• To do: Pick out every line that holds the string "cuplajului" and copy it.

──────── Input data

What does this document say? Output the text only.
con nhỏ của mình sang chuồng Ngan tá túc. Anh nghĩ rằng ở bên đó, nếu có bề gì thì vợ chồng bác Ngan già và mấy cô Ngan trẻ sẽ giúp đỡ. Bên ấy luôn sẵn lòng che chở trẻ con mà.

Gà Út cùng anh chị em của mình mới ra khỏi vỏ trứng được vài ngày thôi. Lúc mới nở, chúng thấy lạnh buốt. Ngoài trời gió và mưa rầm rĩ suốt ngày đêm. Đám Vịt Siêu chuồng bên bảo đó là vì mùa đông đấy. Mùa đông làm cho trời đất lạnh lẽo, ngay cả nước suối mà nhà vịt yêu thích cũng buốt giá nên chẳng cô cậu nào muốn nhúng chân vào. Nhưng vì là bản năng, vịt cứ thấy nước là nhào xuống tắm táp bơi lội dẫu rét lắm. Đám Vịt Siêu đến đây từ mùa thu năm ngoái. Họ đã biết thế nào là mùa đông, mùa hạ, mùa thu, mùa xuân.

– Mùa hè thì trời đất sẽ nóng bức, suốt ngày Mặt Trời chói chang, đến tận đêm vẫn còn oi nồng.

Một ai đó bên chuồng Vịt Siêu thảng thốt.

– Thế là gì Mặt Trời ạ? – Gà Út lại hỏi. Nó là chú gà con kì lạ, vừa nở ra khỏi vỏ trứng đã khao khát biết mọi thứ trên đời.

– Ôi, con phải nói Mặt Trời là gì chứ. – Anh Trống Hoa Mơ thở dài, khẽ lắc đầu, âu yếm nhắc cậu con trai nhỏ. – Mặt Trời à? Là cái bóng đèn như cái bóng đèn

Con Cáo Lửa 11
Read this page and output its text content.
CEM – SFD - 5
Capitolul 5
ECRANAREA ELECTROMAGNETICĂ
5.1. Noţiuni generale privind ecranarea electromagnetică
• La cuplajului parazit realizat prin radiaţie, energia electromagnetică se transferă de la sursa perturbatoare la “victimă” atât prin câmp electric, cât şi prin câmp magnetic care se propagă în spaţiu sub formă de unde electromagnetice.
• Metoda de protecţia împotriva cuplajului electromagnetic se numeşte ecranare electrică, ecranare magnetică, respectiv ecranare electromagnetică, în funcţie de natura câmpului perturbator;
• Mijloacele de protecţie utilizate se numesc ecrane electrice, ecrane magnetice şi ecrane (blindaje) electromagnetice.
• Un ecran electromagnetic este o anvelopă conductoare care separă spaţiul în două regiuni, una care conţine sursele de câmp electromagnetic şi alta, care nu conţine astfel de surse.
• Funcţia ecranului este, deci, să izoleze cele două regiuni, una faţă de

────────────────

• Worked solution:
• La cuplajului parazit realizat prin radiaţie, energia electromagnetică se transferă de la sursa perturbatoare la “victimă” atât prin câmp electric, cât şi prin câmp magnetic care se propagă în spaţiu sub formă de unde electromagnetice.
• Metoda de protecţia împotriva cuplajului electromagnetic se numeşte ecranare electrică, ecranare magnetică, respectiv ecranare electromagnetică, în funcţie de natura câmpului perturbator;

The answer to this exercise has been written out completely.